§ EXERCISE OBJECTIVE:
Only a number is wanted here: the number of lines of the data that include "tTeacher".
_____
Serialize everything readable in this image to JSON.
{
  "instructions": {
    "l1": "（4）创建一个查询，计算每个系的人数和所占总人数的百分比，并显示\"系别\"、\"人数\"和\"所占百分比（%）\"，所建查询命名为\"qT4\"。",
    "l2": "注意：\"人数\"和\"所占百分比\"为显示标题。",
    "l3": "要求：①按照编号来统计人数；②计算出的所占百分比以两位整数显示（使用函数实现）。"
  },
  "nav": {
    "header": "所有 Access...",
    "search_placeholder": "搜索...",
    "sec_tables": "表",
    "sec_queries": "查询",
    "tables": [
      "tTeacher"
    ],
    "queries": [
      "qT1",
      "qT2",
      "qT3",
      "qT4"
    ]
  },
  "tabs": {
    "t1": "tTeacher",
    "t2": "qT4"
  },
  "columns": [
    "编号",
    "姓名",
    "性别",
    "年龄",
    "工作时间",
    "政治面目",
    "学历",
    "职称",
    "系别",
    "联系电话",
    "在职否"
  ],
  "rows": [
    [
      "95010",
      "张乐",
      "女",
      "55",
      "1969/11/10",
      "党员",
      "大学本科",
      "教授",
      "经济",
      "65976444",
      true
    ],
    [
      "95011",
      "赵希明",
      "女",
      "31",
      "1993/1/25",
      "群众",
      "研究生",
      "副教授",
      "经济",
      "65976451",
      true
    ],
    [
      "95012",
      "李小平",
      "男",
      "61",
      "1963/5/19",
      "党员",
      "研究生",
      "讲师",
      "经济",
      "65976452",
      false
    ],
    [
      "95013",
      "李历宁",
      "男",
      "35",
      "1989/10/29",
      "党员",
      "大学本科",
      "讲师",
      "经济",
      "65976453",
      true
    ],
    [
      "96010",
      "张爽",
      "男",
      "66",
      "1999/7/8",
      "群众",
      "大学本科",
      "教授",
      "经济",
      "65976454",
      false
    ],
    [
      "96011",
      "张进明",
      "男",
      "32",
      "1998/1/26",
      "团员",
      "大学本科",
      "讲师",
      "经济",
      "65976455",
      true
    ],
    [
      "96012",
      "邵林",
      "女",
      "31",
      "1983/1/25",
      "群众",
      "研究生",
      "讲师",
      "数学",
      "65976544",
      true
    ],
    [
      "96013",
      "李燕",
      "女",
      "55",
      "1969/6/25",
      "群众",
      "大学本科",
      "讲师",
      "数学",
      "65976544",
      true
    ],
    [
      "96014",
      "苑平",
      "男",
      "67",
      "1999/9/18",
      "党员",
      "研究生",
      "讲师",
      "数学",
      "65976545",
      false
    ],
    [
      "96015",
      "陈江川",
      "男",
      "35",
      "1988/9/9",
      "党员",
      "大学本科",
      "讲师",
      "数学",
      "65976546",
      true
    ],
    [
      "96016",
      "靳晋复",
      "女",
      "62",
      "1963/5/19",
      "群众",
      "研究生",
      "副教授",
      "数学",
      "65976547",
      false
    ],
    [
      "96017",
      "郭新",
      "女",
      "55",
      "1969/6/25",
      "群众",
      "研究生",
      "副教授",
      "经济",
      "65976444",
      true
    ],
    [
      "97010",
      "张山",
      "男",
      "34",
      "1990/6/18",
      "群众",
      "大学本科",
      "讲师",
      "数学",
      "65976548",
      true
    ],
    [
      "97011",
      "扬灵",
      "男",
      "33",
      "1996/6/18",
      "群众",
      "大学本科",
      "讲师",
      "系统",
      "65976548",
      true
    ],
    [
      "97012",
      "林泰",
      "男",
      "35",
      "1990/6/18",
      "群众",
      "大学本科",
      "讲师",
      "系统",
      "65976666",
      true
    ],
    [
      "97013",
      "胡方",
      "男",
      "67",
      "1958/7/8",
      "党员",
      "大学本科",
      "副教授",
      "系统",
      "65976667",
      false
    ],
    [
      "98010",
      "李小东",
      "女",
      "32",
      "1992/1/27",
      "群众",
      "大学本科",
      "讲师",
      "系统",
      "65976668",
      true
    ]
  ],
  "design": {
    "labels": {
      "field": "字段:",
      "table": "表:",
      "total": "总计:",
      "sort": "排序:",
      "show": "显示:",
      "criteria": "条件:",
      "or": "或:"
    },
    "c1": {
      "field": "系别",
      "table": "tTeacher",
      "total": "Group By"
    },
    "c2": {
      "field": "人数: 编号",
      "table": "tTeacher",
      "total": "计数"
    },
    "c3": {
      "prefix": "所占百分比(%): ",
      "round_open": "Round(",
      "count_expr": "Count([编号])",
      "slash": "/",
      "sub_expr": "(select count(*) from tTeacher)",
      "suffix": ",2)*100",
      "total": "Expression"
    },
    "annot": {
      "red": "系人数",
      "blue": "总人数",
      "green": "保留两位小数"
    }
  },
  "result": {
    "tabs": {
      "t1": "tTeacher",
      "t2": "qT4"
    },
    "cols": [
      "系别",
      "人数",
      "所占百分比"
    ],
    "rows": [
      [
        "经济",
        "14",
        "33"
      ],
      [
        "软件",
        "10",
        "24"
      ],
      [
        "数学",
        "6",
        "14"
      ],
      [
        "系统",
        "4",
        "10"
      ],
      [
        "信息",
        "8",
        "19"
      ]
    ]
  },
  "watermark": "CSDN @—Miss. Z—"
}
_____
§ COMPLETE OUTPUT:
6